═══ INFORMATION PROVIDED

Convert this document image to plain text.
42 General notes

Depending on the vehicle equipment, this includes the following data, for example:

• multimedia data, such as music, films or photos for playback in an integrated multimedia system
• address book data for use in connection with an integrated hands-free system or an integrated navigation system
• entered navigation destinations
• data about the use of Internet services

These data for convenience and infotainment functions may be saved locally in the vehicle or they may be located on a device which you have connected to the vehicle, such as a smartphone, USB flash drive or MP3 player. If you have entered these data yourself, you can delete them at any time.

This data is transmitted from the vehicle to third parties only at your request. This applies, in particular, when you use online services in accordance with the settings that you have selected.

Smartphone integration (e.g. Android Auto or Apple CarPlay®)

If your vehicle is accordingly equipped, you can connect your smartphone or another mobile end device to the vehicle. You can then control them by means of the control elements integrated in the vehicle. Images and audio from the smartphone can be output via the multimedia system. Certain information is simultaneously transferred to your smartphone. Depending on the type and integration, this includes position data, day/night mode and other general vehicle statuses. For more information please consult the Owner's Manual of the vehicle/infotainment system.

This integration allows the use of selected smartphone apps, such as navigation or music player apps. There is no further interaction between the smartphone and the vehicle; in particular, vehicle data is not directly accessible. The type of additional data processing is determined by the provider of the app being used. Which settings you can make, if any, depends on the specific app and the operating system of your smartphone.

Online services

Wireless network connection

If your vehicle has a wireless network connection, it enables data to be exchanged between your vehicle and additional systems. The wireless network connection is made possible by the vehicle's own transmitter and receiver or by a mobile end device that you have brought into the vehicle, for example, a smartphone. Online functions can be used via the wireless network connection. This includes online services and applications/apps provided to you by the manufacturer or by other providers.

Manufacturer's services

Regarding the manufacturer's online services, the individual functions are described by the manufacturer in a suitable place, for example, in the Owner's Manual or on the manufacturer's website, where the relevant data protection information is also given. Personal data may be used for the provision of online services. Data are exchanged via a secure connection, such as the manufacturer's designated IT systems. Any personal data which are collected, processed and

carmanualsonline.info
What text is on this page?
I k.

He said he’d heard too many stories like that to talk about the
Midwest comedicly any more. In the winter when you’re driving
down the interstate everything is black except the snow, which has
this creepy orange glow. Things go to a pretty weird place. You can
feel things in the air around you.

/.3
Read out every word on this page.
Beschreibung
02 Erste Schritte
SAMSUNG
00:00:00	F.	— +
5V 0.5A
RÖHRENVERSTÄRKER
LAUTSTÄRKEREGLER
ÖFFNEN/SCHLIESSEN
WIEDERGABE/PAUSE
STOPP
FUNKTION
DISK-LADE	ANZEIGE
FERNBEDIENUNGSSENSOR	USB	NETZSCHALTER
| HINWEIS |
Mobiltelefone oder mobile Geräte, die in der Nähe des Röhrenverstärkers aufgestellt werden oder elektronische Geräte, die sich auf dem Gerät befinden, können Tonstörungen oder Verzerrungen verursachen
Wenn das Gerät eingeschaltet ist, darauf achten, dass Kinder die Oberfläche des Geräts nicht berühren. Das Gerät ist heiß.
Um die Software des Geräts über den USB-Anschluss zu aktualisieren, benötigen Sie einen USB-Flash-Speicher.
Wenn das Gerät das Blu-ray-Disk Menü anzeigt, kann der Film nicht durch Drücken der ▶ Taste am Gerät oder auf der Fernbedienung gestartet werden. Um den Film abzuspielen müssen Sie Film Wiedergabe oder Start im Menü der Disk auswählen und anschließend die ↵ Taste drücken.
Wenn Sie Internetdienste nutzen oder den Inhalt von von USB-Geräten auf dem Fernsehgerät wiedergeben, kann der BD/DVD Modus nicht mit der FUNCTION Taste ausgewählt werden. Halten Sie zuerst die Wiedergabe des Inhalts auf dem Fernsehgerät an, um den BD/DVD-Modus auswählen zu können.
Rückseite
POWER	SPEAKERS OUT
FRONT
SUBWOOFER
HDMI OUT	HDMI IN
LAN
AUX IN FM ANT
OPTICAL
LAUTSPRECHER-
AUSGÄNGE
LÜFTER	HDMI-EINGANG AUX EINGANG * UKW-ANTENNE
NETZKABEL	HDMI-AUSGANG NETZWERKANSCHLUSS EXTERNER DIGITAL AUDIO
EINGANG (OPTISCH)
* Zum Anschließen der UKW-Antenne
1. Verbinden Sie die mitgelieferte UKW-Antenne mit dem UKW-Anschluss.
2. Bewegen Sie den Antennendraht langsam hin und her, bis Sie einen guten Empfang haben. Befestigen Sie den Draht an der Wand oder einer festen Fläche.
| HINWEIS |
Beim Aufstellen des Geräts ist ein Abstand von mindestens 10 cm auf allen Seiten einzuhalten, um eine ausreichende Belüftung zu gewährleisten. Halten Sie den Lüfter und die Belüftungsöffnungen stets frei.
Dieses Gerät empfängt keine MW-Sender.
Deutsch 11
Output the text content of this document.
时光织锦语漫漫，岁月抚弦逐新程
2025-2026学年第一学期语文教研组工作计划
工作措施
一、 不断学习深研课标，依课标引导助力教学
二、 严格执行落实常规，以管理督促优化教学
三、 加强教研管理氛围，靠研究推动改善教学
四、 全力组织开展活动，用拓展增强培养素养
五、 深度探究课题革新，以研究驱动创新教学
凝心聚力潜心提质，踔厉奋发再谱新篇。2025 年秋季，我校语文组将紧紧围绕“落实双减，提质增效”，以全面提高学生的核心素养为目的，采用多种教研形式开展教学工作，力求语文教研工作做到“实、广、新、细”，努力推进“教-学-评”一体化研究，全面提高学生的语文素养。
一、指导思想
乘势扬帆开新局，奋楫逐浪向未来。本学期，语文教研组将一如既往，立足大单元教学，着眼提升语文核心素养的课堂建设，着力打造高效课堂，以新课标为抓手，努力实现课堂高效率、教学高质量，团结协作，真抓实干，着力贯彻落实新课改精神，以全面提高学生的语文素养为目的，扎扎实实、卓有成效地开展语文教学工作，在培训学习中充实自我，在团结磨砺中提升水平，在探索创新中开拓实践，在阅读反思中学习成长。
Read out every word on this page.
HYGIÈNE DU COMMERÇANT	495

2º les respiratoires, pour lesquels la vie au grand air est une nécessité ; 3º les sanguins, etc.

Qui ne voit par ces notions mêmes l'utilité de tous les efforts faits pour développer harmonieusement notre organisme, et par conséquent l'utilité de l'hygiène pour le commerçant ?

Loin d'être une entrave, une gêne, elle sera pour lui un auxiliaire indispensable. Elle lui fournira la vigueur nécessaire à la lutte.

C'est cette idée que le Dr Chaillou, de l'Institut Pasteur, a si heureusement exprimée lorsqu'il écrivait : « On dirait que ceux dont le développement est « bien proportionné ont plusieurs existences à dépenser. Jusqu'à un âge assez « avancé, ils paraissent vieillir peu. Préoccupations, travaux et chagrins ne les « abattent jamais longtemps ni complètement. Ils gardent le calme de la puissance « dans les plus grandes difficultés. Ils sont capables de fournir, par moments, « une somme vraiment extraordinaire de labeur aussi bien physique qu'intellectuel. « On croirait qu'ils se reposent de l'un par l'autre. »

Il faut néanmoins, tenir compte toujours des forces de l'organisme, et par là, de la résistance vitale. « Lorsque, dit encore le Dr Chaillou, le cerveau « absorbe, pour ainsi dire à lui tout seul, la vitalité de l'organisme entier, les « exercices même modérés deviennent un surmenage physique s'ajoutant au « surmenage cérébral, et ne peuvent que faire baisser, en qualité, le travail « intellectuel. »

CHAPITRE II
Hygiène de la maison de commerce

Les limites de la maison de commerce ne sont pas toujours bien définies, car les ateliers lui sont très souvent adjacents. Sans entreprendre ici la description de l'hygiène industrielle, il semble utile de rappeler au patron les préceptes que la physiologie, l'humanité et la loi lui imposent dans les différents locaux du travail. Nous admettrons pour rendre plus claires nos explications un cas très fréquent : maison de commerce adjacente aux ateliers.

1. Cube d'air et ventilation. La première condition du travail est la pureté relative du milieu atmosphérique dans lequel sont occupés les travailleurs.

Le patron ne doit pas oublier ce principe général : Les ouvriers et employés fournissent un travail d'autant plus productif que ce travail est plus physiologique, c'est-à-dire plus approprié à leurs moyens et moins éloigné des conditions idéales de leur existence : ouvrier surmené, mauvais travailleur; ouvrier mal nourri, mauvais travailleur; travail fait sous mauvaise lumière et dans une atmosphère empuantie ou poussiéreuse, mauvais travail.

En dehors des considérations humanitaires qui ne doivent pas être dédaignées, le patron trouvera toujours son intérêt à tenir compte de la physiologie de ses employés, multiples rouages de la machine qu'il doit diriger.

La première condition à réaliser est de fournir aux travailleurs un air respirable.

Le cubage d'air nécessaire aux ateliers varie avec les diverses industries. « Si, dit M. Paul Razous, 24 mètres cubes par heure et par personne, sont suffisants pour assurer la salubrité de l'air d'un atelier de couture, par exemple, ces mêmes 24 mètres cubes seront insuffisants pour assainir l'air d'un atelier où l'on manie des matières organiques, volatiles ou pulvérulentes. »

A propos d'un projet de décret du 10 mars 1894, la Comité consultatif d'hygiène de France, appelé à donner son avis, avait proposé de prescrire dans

══════

Write down the number of lines where the word "maison" appears, and nothing further.

## FINISHED TASK
2